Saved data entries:
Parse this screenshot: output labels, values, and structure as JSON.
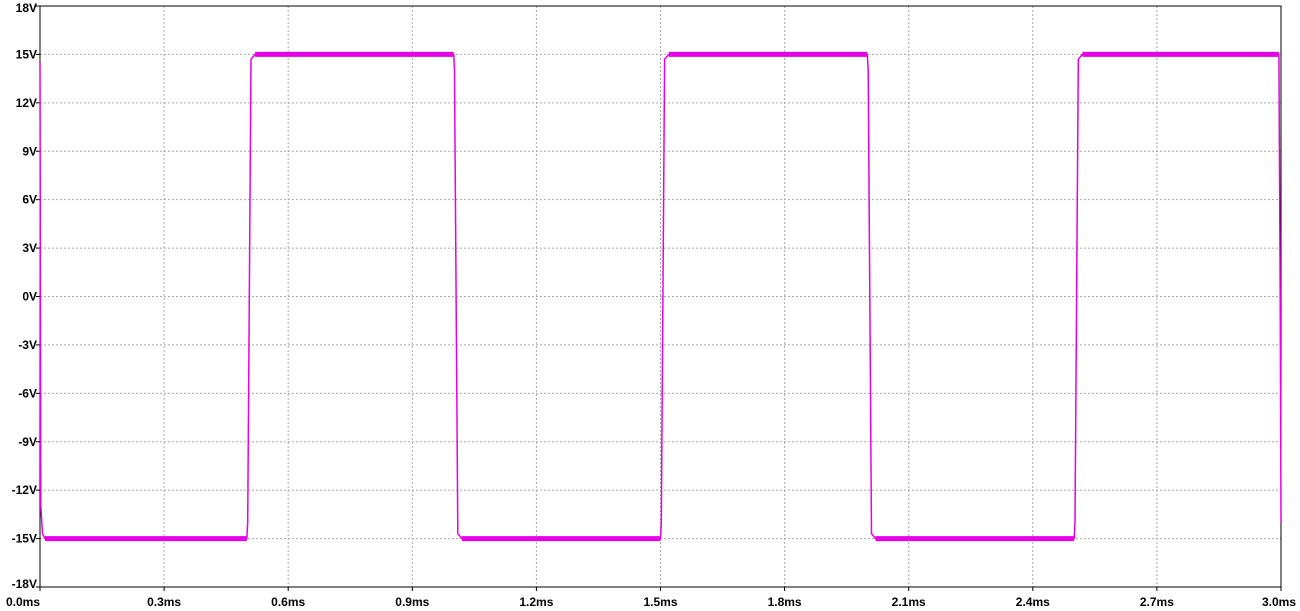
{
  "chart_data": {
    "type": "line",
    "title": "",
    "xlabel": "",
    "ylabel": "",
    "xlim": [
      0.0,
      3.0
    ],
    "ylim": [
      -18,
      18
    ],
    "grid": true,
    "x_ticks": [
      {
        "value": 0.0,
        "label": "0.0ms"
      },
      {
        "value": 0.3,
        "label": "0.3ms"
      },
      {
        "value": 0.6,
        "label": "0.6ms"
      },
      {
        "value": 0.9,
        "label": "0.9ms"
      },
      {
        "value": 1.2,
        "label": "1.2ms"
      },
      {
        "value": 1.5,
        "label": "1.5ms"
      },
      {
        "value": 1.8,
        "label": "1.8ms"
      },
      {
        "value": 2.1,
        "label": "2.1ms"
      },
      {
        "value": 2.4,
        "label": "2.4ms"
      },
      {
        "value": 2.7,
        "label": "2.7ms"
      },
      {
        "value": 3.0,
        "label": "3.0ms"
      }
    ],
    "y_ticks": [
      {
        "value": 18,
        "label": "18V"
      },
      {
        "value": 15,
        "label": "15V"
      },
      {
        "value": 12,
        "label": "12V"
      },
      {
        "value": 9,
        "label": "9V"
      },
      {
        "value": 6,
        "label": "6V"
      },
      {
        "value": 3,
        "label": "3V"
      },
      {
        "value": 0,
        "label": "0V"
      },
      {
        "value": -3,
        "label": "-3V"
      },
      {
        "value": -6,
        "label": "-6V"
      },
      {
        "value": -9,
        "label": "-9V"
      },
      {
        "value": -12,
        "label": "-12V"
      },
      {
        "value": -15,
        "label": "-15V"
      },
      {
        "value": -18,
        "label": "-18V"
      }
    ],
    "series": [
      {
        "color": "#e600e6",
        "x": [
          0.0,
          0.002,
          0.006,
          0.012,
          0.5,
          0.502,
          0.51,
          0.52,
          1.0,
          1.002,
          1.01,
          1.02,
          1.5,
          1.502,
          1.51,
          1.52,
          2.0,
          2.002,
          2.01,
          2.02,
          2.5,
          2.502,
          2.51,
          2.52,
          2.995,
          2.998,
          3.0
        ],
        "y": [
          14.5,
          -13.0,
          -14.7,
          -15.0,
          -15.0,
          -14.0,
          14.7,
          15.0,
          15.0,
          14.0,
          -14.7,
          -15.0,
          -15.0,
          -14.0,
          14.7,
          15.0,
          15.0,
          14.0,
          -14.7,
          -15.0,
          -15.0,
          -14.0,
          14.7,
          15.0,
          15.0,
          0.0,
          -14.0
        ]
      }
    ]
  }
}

==

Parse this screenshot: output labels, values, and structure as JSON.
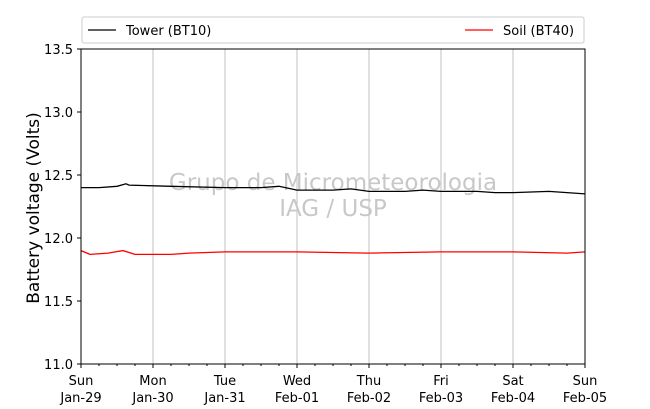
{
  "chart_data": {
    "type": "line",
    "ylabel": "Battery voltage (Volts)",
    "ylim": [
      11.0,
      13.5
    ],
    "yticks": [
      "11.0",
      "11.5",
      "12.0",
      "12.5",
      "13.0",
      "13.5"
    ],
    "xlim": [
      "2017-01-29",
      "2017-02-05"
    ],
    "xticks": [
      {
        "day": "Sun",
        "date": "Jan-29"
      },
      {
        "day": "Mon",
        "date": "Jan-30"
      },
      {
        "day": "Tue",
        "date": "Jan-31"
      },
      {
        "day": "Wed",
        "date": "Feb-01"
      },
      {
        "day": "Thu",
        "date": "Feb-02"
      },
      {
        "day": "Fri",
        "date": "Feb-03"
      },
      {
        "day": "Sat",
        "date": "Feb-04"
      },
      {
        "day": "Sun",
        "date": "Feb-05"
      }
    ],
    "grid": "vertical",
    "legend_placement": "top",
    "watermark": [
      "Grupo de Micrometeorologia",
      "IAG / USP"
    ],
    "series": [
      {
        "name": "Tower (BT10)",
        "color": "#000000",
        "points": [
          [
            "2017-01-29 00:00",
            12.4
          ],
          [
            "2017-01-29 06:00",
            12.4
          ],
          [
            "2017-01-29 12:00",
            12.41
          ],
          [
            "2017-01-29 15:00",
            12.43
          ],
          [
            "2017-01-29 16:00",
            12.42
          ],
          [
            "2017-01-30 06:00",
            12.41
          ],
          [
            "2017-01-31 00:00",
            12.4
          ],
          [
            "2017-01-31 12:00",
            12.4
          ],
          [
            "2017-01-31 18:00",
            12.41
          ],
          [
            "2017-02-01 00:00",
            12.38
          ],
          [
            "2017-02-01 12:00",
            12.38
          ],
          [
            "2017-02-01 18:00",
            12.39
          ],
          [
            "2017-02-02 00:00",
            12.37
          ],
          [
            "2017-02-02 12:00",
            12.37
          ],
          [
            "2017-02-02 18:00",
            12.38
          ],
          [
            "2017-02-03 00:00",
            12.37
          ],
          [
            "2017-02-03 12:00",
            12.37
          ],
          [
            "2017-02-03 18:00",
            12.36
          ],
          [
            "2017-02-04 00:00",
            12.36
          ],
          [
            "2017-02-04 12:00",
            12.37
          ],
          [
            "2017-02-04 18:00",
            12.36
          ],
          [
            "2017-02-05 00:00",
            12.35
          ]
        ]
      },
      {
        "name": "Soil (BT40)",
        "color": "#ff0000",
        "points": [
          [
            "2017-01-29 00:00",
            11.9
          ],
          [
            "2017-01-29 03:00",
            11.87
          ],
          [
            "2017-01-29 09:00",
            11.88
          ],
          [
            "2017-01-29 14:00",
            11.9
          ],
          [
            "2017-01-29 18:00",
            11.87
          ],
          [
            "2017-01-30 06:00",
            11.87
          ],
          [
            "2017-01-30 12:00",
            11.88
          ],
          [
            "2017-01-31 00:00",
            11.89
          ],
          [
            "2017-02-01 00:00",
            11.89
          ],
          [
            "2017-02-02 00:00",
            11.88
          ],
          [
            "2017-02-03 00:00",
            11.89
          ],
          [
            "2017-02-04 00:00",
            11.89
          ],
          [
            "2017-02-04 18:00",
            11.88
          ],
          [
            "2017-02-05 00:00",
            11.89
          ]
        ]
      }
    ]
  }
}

---

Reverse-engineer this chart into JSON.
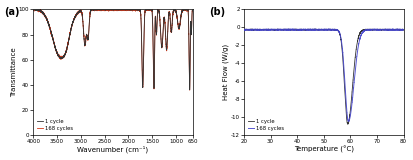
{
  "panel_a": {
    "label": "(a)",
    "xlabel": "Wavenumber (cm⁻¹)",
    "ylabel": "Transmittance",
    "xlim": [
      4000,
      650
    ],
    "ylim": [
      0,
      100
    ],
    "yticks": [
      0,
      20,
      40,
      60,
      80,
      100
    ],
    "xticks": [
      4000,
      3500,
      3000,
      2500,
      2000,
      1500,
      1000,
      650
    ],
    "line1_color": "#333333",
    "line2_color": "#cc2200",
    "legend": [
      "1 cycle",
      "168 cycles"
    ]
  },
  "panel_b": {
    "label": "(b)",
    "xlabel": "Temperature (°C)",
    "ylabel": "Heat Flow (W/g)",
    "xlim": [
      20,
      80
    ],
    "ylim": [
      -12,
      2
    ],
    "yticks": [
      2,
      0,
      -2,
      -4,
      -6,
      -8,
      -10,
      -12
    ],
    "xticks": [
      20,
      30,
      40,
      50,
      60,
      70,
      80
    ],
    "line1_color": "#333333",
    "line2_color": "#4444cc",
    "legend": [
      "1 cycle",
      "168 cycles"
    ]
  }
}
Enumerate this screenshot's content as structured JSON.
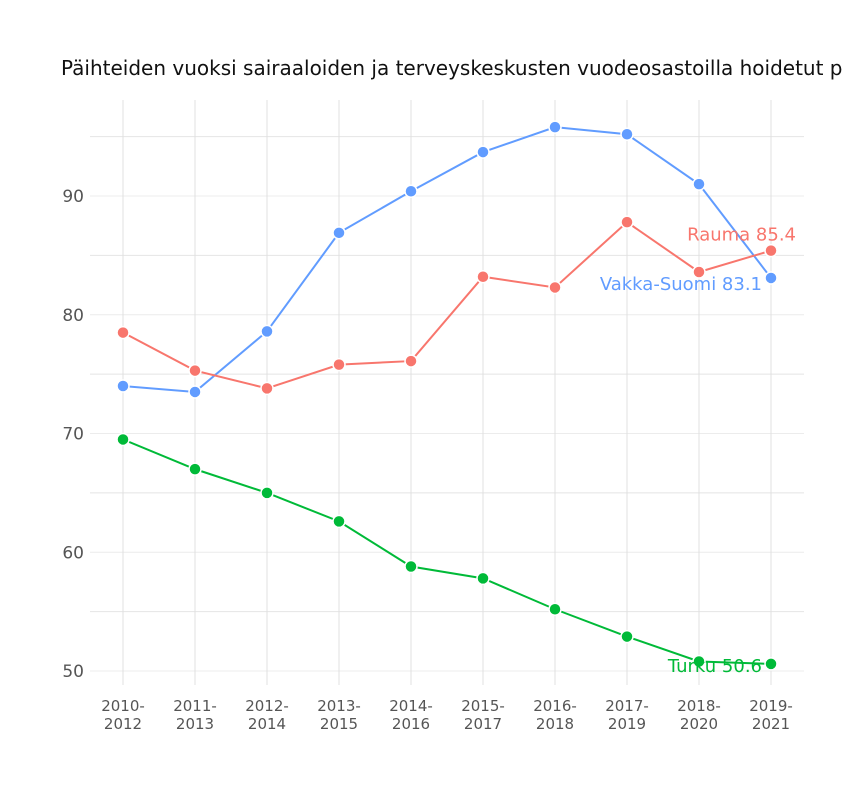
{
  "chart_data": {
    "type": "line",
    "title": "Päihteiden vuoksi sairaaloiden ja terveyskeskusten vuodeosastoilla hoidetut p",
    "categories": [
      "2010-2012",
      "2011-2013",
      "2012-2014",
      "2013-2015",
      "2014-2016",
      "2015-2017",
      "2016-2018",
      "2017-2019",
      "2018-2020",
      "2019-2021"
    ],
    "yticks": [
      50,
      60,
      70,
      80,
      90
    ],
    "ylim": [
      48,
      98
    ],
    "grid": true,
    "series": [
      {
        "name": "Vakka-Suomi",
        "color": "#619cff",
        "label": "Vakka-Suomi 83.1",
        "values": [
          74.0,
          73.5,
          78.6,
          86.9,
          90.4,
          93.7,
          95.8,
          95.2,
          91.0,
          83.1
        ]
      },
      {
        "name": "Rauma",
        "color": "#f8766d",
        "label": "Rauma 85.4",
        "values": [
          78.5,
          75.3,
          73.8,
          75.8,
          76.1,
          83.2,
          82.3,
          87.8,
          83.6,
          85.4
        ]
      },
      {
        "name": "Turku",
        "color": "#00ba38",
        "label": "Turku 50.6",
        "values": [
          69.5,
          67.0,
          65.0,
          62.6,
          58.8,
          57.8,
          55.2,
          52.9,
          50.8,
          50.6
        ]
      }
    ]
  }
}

CHALLENGE
Look over the listing above. Pick out and copy every line that includes "this".

RESULT BELOW
Parse this screenshot: output labels, values, and structure as JSON.
Parse this screenshot: output labels, values, and structure as JSON.
Reverse-engineer this chart into JSON.
Enumerate this screenshot's content as structured JSON.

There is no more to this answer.